Within the records that follow, find every line containing the string "horizontal". Copy those lines.

__Entries supplied__.
****************

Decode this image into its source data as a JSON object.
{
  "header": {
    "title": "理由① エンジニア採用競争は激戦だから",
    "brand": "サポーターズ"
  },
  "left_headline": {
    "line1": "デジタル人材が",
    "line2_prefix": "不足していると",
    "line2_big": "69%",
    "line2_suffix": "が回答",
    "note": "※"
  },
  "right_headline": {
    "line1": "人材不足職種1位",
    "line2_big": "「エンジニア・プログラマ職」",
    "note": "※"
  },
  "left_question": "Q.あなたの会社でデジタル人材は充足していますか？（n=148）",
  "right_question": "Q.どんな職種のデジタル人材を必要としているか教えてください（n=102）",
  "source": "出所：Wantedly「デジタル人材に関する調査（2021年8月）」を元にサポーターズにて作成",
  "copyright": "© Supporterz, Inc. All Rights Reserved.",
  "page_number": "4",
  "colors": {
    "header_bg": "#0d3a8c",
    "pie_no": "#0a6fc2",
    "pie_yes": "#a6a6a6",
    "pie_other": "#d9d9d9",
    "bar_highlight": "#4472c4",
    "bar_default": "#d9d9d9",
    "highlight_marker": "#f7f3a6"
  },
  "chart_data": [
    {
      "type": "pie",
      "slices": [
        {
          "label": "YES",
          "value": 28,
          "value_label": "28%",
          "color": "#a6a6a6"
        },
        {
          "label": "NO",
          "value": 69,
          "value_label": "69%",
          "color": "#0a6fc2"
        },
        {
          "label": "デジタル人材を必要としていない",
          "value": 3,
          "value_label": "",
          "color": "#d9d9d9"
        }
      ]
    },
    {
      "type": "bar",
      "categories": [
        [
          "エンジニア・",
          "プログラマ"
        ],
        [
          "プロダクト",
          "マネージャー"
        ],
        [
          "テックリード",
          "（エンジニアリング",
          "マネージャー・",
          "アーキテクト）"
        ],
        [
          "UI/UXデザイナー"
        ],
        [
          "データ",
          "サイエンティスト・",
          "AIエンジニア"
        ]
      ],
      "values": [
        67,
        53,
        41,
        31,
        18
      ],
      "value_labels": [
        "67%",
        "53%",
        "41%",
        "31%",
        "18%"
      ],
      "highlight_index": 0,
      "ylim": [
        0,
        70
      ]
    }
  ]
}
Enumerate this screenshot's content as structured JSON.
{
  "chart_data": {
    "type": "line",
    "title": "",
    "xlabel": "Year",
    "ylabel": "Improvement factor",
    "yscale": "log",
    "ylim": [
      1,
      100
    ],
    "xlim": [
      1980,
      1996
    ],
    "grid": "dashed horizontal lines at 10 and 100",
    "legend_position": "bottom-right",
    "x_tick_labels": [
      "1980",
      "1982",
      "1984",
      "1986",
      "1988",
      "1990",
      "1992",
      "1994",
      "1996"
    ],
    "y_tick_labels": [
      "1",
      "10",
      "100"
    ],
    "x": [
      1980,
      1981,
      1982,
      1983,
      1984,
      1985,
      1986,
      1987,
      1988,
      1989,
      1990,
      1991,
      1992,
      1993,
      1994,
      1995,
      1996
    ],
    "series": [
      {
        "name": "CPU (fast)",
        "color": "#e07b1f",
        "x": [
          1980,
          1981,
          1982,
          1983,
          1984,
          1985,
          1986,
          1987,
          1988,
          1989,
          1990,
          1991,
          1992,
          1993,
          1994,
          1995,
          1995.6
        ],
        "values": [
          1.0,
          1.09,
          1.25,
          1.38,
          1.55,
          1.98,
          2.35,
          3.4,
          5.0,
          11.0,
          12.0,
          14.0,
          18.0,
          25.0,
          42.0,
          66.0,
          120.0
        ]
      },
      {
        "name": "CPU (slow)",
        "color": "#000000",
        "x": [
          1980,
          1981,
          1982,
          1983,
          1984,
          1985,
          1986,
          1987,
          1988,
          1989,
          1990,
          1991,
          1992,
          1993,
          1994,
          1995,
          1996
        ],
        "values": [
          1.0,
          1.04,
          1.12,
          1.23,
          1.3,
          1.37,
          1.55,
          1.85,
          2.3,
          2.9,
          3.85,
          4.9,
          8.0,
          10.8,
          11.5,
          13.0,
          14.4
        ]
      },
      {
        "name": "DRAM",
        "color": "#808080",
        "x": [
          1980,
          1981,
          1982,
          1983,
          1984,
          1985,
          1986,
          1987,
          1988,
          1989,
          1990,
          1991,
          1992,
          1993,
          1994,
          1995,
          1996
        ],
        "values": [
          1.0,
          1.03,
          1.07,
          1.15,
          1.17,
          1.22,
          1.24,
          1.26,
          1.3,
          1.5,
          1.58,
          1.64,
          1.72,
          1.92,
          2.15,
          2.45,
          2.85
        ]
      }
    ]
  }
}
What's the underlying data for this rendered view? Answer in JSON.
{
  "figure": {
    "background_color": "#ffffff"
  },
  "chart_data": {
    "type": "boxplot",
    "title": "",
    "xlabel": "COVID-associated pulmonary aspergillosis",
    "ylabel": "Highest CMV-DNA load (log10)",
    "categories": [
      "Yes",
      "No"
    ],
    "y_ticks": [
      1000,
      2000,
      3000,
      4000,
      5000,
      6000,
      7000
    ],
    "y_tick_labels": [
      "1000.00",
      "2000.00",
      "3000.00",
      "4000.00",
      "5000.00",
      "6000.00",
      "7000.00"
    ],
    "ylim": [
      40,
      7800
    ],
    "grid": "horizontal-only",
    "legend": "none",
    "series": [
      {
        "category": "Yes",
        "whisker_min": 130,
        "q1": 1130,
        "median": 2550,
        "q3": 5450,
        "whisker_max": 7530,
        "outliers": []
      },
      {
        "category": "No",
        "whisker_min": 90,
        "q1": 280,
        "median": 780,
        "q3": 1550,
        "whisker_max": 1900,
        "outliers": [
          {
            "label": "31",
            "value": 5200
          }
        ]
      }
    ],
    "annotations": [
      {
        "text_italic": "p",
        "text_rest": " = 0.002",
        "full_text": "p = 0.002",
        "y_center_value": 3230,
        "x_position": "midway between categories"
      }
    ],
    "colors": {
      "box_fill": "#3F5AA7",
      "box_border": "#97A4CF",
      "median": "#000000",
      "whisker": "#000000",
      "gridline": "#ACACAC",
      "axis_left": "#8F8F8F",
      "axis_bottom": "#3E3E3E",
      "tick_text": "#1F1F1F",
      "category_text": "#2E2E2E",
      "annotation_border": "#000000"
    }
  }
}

****************

__Task answer__.
    "grid": "dashed horizontal lines at 10 and 100",
    "grid": "horizontal-only",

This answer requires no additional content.